Items listed in a dataset
start

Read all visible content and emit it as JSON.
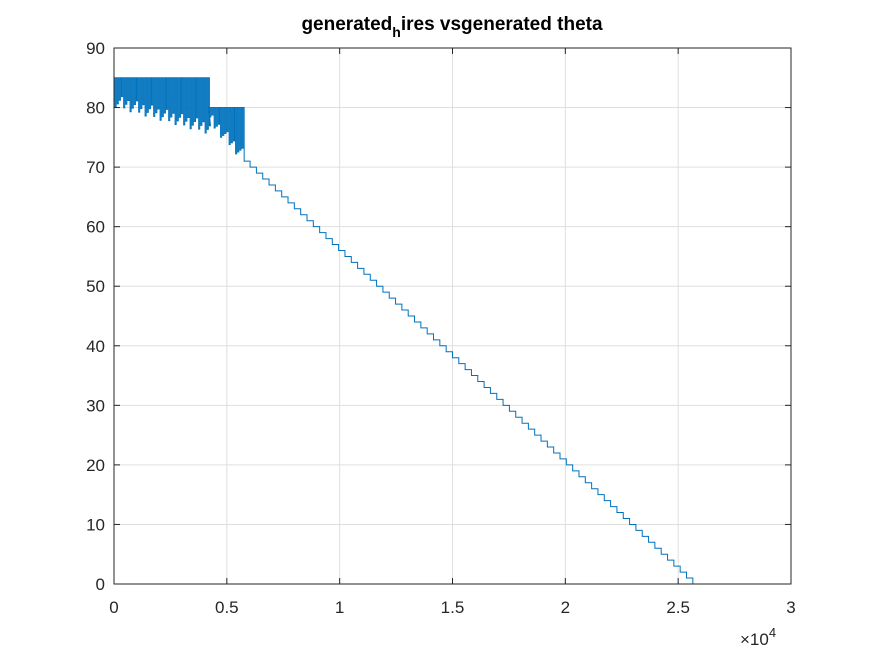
{
  "chart_data": {
    "type": "line",
    "title_main": "generated",
    "title_sub": "h",
    "title_rest": "ires vsgenerated theta",
    "xlabel": "",
    "ylabel": "",
    "xlim": [
      0,
      30000
    ],
    "ylim": [
      0,
      90
    ],
    "x_ticks": [
      0,
      5000,
      10000,
      15000,
      20000,
      25000,
      30000
    ],
    "x_tick_labels": [
      "0",
      "0.5",
      "1",
      "1.5",
      "2",
      "2.5",
      "3"
    ],
    "y_ticks": [
      0,
      10,
      20,
      30,
      40,
      50,
      60,
      70,
      80,
      90
    ],
    "y_tick_labels": [
      "0",
      "10",
      "20",
      "30",
      "40",
      "50",
      "60",
      "70",
      "80",
      "90"
    ],
    "x_exponent_base": "×10",
    "x_exponent_power": "4",
    "grid": true,
    "line_color": "#0072BD",
    "series": [
      {
        "oscillating_segments": [
          {
            "x_start": 0,
            "x_end": 4200,
            "high": 85,
            "low_start": 80,
            "low_end": 75.5,
            "period": 95
          },
          {
            "x_start": 4200,
            "x_end": 5750,
            "high": 80,
            "low_start": 77,
            "low_end": 70.5,
            "period": 95
          }
        ],
        "staircase": {
          "x_start": 5750,
          "x_end": 25650,
          "y_start": 71,
          "y_end": 0
        }
      }
    ]
  }
}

end

- **Problem details**: Using the data above, print every line exactly, omitting pictures.

- **Solution for this task**:
Read all visible content and emit it as JSON.
{
  "chart_data": {
    "type": "line",
    "title_main": "generated",
    "title_sub": "h",
    "title_rest": "ires vsgenerated theta",
    "xlabel": "",
    "ylabel": "",
    "xlim": [
      0,
      30000
    ],
    "ylim": [
      0,
      90
    ],
    "x_ticks": [
      0,
      5000,
      10000,
      15000,
      20000,
      25000,
      30000
    ],
    "x_tick_labels": [
      "0",
      "0.5",
      "1",
      "1.5",
      "2",
      "2.5",
      "3"
    ],
    "y_ticks": [
      0,
      10,
      20,
      30,
      40,
      50,
      60,
      70,
      80,
      90
    ],
    "y_tick_labels": [
      "0",
      "10",
      "20",
      "30",
      "40",
      "50",
      "60",
      "70",
      "80",
      "90"
    ],
    "x_exponent_base": "×10",
    "x_exponent_power": "4",
    "grid": true,
    "line_color": "#0072BD",
    "series": [
      {
        "oscillating_segments": [
          {
            "x_start": 0,
            "x_end": 4200,
            "high": 85,
            "low_start": 80,
            "low_end": 75.5,
            "period": 95
          },
          {
            "x_start": 4200,
            "x_end": 5750,
            "high": 80,
            "low_start": 77,
            "low_end": 70.5,
            "period": 95
          }
        ],
        "staircase": {
          "x_start": 5750,
          "x_end": 25650,
          "y_start": 71,
          "y_end": 0
        }
      }
    ]
  }
}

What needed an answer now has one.